:: Task ::
In your copy, repeat the records exactly and leave out the pictures.

BEGIN Input for this task

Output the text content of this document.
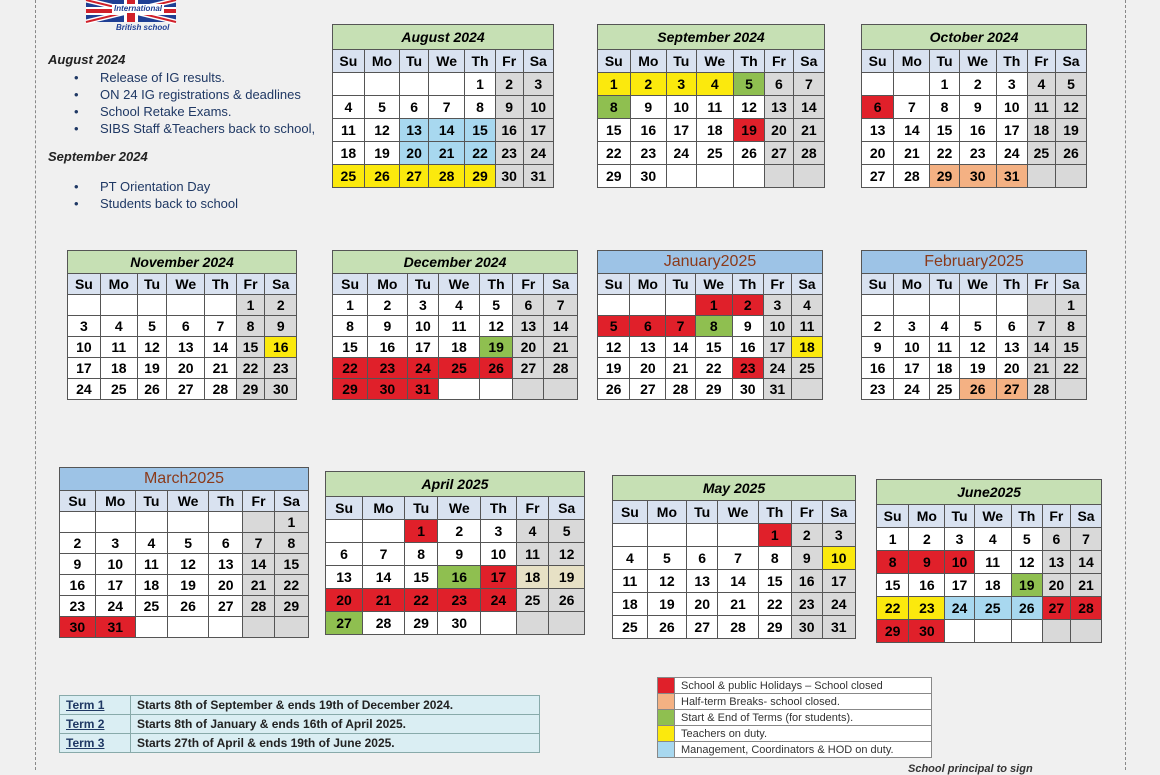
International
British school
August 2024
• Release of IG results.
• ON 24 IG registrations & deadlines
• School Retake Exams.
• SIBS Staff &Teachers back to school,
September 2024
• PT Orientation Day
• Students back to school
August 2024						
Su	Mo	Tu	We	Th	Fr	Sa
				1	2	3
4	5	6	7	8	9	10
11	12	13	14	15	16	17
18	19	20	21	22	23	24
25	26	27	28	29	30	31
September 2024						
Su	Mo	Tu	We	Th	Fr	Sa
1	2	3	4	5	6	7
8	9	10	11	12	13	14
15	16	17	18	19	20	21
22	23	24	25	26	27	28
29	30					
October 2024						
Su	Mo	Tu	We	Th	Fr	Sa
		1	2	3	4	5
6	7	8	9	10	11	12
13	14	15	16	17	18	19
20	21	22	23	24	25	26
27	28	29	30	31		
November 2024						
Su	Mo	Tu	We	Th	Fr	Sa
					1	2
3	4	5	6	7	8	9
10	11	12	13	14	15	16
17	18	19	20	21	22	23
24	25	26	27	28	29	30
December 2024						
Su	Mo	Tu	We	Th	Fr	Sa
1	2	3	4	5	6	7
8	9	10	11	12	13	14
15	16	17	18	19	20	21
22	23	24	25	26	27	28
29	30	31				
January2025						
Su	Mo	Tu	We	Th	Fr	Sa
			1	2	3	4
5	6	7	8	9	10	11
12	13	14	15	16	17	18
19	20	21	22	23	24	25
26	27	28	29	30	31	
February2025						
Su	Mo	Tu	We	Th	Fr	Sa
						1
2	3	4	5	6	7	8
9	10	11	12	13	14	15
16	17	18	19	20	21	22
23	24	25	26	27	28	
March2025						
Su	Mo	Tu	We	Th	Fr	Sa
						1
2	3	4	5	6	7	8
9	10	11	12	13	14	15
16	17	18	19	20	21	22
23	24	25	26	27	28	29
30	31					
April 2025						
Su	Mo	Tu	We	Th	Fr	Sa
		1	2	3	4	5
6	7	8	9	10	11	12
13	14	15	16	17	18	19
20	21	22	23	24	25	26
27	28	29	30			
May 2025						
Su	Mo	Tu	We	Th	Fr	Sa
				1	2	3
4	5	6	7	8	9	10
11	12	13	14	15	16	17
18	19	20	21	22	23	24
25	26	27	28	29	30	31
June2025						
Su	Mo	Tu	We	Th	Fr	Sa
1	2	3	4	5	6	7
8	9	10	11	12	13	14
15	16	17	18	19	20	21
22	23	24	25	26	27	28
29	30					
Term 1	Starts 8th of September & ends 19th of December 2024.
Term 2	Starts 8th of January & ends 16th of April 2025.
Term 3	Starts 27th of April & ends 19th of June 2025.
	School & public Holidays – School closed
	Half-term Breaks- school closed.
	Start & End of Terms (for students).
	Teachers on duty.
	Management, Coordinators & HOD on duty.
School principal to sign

END Input for this task

:: Written response ::
Output the text content of this document.
International
British school
August 2024
• Release of IG results.
• ON 24 IG registrations & deadlines
• School Retake Exams.
• SIBS Staff &Teachers back to school,
September 2024
• PT Orientation Day
• Students back to school
August 2024						
Su	Mo	Tu	We	Th	Fr	Sa
				1	2	3
4	5	6	7	8	9	10
11	12	13	14	15	16	17
18	19	20	21	22	23	24
25	26	27	28	29	30	31
September 2024						
Su	Mo	Tu	We	Th	Fr	Sa
1	2	3	4	5	6	7
8	9	10	11	12	13	14
15	16	17	18	19	20	21
22	23	24	25	26	27	28
29	30					
October 2024						
Su	Mo	Tu	We	Th	Fr	Sa
		1	2	3	4	5
6	7	8	9	10	11	12
13	14	15	16	17	18	19
20	21	22	23	24	25	26
27	28	29	30	31		
November 2024						
Su	Mo	Tu	We	Th	Fr	Sa
					1	2
3	4	5	6	7	8	9
10	11	12	13	14	15	16
17	18	19	20	21	22	23
24	25	26	27	28	29	30
December 2024						
Su	Mo	Tu	We	Th	Fr	Sa
1	2	3	4	5	6	7
8	9	10	11	12	13	14
15	16	17	18	19	20	21
22	23	24	25	26	27	28
29	30	31				
January2025						
Su	Mo	Tu	We	Th	Fr	Sa
			1	2	3	4
5	6	7	8	9	10	11
12	13	14	15	16	17	18
19	20	21	22	23	24	25
26	27	28	29	30	31	
February2025						
Su	Mo	Tu	We	Th	Fr	Sa
						1
2	3	4	5	6	7	8
9	10	11	12	13	14	15
16	17	18	19	20	21	22
23	24	25	26	27	28	
March2025						
Su	Mo	Tu	We	Th	Fr	Sa
						1
2	3	4	5	6	7	8
9	10	11	12	13	14	15
16	17	18	19	20	21	22
23	24	25	26	27	28	29
30	31					
April 2025						
Su	Mo	Tu	We	Th	Fr	Sa
		1	2	3	4	5
6	7	8	9	10	11	12
13	14	15	16	17	18	19
20	21	22	23	24	25	26
27	28	29	30			
May 2025						
Su	Mo	Tu	We	Th	Fr	Sa
				1	2	3
4	5	6	7	8	9	10
11	12	13	14	15	16	17
18	19	20	21	22	23	24
25	26	27	28	29	30	31
June2025						
Su	Mo	Tu	We	Th	Fr	Sa
1	2	3	4	5	6	7
8	9	10	11	12	13	14
15	16	17	18	19	20	21
22	23	24	25	26	27	28
29	30					
Term 1	Starts 8th of September & ends 19th of December 2024.
Term 2	Starts 8th of January & ends 16th of April 2025.
Term 3	Starts 27th of April & ends 19th of June 2025.
	School & public Holidays – School closed
	Half-term Breaks- school closed.
	Start & End of Terms (for students).
	Teachers on duty.
	Management, Coordinators & HOD on duty.
School principal to sign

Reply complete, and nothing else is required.